◆ TASK DIRECTIONS
Within the records that follow, find every line containing the string "Collier". Copy those lines.

◆ EXERCISE MATERIALS

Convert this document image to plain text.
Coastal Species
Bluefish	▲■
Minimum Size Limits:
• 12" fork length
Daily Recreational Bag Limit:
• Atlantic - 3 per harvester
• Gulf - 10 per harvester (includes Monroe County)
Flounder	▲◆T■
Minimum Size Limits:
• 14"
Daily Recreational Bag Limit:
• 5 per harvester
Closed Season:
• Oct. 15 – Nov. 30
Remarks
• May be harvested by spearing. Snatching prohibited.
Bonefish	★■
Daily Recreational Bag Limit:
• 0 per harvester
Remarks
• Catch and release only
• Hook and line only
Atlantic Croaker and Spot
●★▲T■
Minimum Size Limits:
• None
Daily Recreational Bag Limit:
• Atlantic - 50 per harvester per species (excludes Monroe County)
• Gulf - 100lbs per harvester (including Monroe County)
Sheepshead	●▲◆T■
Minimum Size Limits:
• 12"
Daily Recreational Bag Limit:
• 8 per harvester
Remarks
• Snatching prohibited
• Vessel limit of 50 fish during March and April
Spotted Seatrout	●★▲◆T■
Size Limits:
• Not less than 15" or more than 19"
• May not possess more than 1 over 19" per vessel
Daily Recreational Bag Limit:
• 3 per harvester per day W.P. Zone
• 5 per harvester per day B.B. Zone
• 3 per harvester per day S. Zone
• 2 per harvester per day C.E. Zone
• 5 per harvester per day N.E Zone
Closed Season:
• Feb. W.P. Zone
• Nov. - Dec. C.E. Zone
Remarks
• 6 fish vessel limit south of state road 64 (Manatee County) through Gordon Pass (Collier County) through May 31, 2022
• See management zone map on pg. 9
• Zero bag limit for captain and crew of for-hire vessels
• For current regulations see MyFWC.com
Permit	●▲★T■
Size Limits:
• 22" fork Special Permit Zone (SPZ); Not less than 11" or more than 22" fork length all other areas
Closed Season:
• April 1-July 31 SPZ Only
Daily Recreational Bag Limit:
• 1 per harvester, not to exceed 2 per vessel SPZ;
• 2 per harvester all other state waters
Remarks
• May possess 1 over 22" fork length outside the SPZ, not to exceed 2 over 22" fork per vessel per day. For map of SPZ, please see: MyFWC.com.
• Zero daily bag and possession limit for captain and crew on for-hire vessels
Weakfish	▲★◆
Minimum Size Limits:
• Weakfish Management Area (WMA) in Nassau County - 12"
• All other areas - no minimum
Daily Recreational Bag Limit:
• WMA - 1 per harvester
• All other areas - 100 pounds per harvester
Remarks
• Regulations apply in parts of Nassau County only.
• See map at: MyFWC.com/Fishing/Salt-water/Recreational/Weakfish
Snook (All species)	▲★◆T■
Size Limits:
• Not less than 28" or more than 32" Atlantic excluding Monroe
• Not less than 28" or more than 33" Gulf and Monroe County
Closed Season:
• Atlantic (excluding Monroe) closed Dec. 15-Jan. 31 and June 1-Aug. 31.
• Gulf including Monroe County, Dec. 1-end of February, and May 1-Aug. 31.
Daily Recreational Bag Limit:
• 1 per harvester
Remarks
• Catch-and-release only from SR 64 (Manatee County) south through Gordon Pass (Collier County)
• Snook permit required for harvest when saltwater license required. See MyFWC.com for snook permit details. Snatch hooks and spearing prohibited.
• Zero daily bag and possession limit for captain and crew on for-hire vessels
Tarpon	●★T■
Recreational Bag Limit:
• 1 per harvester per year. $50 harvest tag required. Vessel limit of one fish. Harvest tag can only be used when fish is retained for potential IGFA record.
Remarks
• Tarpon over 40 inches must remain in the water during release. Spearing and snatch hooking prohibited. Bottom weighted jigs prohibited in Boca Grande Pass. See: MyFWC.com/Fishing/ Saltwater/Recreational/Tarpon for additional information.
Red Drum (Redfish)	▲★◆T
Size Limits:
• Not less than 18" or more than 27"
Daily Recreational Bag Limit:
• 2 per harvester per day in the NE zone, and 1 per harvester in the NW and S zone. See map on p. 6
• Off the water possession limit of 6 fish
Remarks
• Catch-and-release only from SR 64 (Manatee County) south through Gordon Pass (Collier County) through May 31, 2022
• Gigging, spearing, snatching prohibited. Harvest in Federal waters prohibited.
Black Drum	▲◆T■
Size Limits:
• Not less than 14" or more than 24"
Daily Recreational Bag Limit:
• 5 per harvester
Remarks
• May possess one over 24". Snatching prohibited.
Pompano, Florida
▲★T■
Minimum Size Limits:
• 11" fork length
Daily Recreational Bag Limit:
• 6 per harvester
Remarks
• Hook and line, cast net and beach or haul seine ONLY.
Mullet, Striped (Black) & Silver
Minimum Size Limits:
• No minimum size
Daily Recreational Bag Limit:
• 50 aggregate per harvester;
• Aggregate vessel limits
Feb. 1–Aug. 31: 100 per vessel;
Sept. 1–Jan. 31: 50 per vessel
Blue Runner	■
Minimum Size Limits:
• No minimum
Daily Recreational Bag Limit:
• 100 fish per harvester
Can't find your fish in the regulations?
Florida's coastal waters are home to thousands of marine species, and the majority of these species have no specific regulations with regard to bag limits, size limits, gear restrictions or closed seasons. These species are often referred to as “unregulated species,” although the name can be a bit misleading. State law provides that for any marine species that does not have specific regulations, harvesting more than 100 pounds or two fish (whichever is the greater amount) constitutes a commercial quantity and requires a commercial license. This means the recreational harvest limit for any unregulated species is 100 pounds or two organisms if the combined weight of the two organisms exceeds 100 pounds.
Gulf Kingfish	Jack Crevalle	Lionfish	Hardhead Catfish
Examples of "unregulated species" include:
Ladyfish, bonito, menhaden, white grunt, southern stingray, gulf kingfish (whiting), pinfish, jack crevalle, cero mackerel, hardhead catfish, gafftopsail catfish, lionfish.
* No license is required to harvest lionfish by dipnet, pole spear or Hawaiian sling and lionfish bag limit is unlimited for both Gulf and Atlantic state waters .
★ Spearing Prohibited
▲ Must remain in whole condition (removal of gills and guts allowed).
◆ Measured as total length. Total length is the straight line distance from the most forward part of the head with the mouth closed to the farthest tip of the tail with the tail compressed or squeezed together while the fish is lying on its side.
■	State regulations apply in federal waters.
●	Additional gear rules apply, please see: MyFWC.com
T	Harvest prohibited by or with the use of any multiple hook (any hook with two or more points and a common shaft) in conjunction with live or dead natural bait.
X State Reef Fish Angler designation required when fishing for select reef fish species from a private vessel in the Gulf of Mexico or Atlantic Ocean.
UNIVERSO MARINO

◆ RESULT OF THIS TASK
• 6 fish vessel limit south of state road 64 (Manatee County) through Gordon Pass (Collier County) through May 31, 2022
• Catch-and-release only from SR 64 (Manatee County) south through Gordon Pass (Collier County)
• Catch-and-release only from SR 64 (Manatee County) south through Gordon Pass (Collier County) through May 31, 2022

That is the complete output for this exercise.